(Data entries)
— BEGIN —

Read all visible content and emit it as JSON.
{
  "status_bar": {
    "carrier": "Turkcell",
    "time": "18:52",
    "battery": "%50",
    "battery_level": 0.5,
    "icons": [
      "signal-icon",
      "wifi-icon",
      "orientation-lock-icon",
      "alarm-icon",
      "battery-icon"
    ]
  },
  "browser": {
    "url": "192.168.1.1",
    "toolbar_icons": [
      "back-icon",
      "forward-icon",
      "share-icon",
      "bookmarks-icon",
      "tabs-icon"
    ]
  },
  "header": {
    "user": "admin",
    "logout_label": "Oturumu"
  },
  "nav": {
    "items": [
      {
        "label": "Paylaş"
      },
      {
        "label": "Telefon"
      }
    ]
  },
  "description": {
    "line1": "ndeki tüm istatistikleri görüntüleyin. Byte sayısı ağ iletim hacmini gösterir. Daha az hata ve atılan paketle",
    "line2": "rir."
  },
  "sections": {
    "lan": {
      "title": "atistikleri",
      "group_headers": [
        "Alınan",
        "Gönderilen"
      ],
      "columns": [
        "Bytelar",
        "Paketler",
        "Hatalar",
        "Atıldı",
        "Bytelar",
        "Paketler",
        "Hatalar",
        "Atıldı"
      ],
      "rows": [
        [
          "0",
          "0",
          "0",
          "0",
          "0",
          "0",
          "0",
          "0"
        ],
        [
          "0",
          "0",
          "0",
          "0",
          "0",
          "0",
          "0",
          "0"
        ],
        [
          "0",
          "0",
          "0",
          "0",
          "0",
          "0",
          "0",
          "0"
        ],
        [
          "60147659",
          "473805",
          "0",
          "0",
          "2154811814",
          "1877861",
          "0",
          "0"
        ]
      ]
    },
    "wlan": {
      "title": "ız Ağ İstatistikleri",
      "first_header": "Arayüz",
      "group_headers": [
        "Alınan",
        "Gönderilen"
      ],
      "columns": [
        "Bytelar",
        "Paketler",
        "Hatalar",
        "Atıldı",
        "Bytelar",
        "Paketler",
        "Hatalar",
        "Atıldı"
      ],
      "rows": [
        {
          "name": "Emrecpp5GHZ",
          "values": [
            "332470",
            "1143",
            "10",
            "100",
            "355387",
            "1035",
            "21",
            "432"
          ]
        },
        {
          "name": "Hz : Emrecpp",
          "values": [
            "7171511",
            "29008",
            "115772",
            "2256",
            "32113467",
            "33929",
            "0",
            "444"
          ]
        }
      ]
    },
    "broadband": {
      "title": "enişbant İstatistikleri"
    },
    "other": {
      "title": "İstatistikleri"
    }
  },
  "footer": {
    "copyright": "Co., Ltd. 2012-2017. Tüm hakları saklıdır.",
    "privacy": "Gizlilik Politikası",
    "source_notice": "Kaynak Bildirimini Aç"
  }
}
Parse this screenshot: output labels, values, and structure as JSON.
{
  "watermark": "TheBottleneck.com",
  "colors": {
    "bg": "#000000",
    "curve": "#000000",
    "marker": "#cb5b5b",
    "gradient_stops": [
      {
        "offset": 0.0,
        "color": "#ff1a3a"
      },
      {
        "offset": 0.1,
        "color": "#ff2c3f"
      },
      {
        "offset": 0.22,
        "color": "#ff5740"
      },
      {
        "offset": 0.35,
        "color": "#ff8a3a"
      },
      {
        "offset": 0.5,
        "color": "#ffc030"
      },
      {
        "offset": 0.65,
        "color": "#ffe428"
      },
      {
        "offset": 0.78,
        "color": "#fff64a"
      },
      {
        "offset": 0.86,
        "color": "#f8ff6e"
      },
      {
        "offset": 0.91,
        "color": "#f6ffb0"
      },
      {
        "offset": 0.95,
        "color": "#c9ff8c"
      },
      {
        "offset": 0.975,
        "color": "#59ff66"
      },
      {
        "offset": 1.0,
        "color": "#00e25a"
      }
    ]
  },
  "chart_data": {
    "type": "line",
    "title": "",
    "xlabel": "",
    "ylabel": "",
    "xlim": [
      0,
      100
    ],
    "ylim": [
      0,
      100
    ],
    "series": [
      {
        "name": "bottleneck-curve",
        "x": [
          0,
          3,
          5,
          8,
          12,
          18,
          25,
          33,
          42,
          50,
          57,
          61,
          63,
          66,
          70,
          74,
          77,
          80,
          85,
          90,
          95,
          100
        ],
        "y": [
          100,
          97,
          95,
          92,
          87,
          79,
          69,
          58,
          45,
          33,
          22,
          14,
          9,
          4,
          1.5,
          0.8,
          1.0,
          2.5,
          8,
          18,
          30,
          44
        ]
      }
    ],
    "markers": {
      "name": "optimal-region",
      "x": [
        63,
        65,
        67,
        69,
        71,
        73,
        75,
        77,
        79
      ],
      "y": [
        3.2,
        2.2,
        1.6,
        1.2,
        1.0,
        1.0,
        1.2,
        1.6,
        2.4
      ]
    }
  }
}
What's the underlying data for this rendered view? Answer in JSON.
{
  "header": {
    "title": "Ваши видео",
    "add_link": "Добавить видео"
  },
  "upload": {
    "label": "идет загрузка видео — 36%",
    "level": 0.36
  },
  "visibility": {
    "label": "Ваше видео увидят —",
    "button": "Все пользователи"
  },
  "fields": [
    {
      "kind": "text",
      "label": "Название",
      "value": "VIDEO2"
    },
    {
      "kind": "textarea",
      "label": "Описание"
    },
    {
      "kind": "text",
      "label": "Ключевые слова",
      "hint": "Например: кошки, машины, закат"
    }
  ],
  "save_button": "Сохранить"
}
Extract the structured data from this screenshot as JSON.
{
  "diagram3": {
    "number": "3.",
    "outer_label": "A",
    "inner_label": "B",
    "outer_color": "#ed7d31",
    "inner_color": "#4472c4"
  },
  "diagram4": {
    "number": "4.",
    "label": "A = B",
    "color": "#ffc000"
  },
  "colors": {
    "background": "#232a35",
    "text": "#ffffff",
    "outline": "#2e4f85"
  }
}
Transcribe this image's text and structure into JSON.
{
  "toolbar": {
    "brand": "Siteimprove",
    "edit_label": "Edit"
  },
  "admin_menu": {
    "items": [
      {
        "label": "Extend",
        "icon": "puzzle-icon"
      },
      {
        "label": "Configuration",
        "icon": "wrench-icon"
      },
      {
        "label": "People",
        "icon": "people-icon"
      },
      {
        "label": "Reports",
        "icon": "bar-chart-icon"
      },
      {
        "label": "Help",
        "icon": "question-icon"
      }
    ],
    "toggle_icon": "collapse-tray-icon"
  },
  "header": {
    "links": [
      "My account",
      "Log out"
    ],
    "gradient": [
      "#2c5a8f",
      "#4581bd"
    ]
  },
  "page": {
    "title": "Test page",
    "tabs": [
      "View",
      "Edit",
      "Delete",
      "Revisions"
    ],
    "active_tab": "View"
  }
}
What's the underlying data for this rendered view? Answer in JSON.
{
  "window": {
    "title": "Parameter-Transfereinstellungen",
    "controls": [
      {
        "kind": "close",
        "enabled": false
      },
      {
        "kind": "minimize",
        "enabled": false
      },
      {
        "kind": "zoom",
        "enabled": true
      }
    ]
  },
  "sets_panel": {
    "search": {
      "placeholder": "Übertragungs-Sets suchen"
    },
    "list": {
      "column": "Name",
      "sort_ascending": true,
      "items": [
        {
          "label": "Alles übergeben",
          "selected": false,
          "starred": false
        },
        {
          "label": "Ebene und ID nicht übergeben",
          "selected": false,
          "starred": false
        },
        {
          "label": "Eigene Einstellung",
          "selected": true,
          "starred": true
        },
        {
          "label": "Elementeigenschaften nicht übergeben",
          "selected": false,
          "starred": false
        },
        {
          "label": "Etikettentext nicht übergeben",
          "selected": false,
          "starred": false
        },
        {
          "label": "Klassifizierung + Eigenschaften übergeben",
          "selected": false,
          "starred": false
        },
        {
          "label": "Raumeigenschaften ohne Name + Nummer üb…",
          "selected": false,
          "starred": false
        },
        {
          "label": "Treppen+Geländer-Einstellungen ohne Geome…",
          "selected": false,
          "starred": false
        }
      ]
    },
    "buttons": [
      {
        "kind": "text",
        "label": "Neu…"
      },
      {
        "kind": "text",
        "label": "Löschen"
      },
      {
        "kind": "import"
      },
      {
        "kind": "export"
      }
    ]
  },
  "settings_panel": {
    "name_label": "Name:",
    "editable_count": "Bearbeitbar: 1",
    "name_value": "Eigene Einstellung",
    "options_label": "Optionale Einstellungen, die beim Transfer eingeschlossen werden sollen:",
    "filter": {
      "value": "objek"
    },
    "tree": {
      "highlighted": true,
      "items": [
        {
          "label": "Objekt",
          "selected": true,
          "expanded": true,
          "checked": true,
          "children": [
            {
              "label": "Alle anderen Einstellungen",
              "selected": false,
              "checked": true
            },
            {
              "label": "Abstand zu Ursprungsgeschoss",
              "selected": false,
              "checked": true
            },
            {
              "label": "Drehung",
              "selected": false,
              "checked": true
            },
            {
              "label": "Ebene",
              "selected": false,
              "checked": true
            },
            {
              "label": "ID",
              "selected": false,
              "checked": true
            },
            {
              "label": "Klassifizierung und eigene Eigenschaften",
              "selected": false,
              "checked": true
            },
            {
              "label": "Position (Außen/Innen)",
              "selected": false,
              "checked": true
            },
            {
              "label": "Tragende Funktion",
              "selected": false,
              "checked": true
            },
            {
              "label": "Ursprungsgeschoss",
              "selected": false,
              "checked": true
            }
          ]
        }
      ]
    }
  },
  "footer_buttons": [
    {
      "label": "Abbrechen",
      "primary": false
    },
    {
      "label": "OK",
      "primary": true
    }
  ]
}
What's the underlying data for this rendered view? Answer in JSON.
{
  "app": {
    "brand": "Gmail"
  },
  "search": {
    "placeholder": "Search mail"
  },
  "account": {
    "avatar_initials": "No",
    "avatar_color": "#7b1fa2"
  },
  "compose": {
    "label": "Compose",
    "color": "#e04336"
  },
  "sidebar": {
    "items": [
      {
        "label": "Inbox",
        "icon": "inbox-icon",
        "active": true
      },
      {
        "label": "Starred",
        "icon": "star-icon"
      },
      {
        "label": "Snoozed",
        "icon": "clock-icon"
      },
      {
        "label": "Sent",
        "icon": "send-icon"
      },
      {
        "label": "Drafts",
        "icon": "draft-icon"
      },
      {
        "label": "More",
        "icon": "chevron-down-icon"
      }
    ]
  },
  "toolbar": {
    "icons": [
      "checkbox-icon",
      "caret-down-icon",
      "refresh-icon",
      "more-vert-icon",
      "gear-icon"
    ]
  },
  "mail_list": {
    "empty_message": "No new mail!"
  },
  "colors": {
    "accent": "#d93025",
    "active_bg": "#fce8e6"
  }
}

— END —

*EXERCISE DIRECTIONS:* Go through the material and copy out every line with "curve" in it.

*EXERCISE RESULT:*
    "curve": "#000000",
        "name": "bottleneck-curve",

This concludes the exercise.